RECORDED INFORMATION
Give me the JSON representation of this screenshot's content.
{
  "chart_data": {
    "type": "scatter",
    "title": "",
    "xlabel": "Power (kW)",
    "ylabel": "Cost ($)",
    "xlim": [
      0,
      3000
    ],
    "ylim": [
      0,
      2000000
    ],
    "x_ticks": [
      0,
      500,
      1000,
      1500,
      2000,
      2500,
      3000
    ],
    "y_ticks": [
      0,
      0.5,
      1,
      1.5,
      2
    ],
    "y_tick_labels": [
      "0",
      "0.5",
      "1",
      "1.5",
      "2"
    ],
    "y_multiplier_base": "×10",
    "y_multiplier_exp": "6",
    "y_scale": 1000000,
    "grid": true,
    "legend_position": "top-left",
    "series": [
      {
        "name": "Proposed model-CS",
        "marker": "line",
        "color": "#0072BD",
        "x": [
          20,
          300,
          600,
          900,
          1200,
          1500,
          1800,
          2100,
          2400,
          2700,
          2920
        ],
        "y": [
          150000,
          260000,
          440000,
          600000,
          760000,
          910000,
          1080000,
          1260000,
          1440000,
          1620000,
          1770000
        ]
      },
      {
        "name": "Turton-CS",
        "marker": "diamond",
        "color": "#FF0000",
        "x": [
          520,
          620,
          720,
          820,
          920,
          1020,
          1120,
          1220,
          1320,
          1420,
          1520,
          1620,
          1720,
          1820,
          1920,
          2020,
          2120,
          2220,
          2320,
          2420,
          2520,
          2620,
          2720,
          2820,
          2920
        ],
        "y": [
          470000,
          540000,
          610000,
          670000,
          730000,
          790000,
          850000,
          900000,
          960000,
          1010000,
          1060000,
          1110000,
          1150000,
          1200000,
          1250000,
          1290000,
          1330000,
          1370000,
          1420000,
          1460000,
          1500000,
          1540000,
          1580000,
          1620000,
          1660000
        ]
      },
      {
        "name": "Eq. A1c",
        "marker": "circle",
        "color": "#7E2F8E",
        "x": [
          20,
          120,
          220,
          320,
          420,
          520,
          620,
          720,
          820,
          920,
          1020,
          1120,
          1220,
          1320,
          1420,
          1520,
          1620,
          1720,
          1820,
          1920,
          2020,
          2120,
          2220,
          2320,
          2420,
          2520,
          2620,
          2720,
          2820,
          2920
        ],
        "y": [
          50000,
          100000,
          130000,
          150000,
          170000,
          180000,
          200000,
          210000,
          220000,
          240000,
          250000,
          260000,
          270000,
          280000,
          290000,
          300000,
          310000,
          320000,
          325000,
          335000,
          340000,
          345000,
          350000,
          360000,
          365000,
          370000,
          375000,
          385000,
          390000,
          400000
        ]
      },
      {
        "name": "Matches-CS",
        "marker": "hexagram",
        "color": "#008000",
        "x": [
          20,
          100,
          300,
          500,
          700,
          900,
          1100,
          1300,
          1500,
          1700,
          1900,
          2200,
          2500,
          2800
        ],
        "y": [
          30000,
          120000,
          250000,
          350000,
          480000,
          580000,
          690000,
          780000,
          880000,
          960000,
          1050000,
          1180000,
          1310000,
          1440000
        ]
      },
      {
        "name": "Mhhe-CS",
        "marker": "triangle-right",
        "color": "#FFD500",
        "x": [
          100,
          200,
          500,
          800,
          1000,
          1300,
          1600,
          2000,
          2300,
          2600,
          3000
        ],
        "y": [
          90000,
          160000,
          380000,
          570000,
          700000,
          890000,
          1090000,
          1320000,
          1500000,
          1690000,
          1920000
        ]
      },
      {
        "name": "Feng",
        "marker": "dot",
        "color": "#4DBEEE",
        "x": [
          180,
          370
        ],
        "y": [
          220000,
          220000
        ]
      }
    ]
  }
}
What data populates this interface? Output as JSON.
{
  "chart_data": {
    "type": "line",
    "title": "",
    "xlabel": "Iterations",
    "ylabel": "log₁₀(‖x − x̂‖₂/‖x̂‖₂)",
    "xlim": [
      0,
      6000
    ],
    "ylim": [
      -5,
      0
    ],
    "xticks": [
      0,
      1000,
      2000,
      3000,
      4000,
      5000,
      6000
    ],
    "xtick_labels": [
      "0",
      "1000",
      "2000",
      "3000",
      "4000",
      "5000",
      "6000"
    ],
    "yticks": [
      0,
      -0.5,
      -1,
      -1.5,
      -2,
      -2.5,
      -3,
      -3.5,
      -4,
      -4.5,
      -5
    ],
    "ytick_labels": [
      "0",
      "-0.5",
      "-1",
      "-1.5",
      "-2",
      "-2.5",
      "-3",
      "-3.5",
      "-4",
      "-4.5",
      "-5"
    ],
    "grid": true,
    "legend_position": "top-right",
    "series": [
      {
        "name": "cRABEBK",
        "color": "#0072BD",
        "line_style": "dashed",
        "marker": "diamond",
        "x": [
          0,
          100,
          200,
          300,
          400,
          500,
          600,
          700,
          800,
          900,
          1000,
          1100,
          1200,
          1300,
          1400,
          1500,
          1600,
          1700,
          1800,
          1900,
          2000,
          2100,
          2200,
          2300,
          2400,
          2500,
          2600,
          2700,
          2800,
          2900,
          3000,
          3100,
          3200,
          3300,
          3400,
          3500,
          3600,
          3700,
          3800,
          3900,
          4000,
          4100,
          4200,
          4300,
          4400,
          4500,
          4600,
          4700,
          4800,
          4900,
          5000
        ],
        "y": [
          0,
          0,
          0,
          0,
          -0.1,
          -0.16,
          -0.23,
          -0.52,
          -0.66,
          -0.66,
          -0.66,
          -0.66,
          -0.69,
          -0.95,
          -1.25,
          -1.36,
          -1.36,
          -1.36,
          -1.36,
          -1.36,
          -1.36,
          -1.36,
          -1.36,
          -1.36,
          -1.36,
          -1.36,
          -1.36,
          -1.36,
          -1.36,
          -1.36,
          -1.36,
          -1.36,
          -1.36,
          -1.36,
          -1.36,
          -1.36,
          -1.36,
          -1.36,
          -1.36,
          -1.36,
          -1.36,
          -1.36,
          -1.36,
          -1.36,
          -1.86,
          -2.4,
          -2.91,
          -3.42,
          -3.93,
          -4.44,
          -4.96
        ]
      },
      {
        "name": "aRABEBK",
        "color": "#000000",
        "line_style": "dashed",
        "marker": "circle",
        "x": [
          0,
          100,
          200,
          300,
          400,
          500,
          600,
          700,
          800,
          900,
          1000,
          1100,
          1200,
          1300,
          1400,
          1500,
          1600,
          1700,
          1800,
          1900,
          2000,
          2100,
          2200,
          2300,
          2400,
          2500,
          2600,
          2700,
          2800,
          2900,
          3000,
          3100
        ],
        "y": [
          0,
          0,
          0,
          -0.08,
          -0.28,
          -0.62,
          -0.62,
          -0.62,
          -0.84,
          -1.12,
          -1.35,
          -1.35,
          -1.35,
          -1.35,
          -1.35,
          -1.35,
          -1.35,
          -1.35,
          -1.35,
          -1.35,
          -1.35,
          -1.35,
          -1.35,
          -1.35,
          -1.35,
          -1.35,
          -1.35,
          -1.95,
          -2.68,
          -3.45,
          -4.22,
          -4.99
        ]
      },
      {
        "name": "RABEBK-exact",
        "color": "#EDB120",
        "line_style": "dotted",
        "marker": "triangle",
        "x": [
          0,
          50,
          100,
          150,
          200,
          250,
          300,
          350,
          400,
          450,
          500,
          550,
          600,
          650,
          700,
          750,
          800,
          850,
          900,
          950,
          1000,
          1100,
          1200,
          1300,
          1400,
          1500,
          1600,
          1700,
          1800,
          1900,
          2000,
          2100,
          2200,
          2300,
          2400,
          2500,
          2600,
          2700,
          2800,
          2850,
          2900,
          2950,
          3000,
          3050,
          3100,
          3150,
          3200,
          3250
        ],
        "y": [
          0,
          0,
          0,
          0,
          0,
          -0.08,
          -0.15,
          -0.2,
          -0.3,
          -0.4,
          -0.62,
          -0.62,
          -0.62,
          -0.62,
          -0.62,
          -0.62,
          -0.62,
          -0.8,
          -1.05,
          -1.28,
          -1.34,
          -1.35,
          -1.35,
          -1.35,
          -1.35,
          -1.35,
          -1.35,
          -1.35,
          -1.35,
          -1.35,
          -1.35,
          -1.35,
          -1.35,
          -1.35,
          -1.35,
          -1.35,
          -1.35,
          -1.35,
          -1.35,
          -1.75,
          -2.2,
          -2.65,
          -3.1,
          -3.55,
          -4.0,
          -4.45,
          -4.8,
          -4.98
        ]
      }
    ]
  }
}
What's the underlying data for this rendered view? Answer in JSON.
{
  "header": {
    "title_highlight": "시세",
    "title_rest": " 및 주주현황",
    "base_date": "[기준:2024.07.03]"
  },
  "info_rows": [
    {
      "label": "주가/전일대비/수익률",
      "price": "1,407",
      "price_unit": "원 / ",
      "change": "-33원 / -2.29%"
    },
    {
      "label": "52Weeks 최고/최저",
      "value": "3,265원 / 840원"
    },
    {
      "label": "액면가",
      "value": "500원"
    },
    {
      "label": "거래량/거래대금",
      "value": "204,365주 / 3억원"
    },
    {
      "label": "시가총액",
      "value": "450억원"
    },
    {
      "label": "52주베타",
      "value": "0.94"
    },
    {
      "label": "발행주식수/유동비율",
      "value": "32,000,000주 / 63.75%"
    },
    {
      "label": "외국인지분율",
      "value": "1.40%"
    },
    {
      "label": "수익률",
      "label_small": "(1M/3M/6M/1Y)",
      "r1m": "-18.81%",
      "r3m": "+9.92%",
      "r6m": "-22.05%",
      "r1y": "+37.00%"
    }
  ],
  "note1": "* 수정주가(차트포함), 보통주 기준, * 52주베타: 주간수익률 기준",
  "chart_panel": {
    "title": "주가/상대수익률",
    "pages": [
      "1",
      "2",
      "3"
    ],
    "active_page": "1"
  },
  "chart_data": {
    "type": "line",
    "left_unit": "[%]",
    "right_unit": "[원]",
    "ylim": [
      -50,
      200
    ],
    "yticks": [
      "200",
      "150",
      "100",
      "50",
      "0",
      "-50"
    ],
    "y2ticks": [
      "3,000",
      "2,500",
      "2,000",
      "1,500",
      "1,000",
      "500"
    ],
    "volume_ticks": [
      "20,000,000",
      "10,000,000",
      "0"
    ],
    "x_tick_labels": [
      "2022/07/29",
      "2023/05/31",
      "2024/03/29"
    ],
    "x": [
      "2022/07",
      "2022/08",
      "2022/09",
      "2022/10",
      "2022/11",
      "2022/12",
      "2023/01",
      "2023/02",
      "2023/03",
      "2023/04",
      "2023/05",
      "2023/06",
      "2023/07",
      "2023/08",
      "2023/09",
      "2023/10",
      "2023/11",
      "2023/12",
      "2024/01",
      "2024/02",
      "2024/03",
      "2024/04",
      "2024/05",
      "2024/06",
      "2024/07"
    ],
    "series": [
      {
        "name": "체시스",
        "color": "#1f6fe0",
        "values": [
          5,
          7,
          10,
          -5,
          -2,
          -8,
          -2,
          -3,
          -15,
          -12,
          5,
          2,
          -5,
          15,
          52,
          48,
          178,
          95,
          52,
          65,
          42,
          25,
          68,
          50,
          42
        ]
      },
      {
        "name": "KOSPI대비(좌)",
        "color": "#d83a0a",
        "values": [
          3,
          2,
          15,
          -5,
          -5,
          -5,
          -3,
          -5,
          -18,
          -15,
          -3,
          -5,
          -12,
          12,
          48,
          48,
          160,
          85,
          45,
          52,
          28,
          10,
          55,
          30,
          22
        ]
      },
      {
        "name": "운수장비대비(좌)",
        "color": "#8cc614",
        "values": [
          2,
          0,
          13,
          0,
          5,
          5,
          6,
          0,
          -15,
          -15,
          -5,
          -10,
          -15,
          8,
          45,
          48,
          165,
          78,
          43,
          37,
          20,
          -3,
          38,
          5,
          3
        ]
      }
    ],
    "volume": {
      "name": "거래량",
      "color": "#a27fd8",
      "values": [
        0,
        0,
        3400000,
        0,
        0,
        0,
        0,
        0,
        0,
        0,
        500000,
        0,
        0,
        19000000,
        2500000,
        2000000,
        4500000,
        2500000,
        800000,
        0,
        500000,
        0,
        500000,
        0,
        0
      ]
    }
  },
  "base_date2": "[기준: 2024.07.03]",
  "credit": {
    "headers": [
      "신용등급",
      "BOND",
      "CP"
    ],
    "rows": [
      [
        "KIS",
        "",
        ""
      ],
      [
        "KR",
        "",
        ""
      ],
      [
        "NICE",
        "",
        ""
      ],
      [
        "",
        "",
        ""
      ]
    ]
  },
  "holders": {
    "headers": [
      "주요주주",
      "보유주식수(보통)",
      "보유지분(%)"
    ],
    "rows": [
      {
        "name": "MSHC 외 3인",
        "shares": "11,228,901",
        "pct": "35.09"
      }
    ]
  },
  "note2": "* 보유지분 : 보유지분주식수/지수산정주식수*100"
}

THE REQUEST
Report the number of lines above containing the word "this", with no other text.

ANSWER TO THE PROBLEM
3